● **WHAT THIS TASK INVOLVES**
Review the lines that follow and copy each one that contains the word "Hoverfly".

[GIVEN RECORDS start]

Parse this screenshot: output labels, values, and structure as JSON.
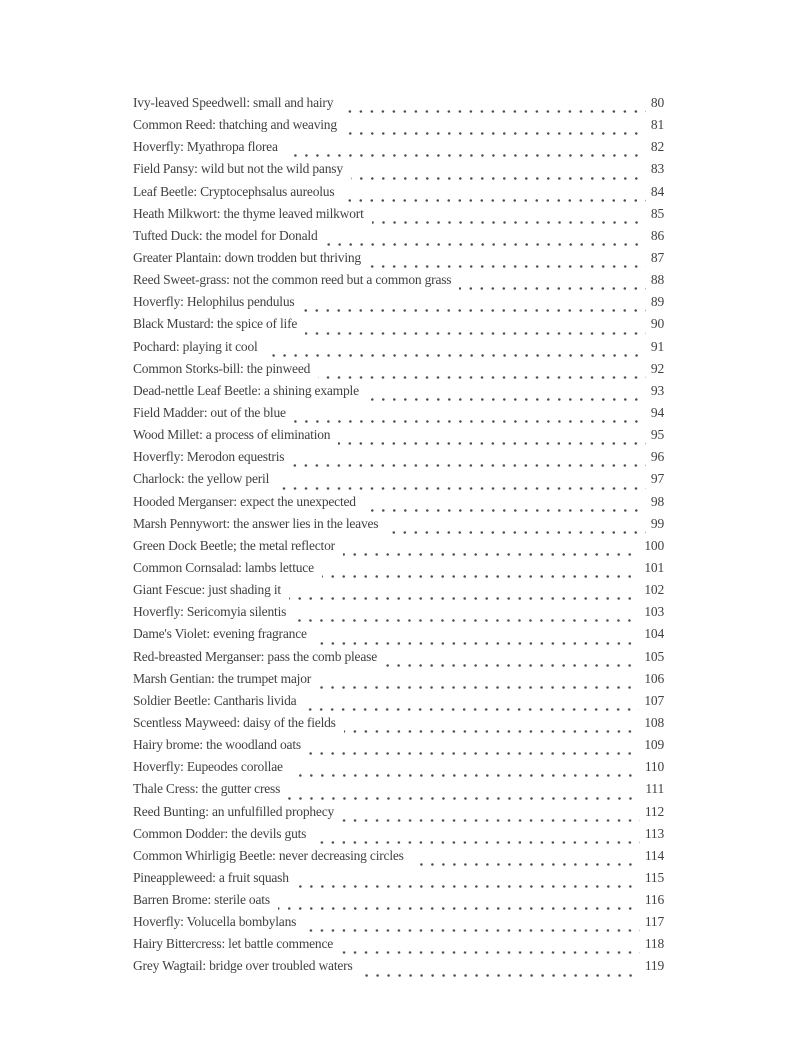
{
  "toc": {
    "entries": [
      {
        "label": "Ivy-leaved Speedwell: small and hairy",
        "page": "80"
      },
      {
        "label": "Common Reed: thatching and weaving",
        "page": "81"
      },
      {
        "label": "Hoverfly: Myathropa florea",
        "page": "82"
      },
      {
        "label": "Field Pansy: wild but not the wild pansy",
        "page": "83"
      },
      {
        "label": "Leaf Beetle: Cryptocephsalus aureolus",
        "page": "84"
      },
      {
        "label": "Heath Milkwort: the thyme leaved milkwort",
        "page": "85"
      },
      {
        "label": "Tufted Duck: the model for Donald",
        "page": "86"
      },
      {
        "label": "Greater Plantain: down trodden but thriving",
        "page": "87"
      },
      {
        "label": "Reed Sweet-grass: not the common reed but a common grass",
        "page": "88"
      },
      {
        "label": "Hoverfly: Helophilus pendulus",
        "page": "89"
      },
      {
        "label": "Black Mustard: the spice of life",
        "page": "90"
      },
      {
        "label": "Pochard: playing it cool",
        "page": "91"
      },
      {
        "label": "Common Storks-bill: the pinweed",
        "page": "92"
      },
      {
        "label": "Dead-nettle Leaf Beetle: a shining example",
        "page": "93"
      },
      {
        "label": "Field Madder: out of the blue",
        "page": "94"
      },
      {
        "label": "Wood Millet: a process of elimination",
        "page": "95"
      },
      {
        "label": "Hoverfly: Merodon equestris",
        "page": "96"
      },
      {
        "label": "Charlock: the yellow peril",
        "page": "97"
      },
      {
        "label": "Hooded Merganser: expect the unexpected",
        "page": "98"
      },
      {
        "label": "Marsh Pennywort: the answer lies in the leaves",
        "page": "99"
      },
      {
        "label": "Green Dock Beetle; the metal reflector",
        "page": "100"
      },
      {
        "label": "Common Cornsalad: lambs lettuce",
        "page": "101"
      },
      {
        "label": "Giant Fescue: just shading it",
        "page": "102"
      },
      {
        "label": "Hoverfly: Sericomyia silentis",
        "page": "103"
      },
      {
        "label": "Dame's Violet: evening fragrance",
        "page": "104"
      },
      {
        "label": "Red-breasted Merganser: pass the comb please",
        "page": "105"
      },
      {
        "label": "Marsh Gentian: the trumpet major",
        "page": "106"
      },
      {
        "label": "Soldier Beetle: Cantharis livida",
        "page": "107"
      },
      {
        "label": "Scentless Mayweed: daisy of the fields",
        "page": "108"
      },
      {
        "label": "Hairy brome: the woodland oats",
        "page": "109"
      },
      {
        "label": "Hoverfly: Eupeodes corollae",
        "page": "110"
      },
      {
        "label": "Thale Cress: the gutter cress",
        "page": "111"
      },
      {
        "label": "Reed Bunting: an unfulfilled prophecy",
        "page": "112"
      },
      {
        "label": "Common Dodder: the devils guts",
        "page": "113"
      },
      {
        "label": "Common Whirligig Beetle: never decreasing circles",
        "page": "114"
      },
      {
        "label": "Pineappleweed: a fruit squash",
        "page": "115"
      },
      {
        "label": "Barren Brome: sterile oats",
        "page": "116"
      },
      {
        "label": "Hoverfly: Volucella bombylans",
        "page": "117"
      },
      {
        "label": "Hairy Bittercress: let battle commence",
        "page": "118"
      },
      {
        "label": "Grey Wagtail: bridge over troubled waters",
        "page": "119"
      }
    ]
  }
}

[GIVEN RECORDS end]

● **COMPLETE RESPONSE**
        "label": "Hoverfly: Myathropa florea",
        "label": "Hoverfly: Helophilus pendulus",
        "label": "Hoverfly: Merodon equestris",
        "label": "Hoverfly: Sericomyia silentis",
        "label": "Hoverfly: Eupeodes corollae",
        "label": "Hoverfly: Volucella bombylans",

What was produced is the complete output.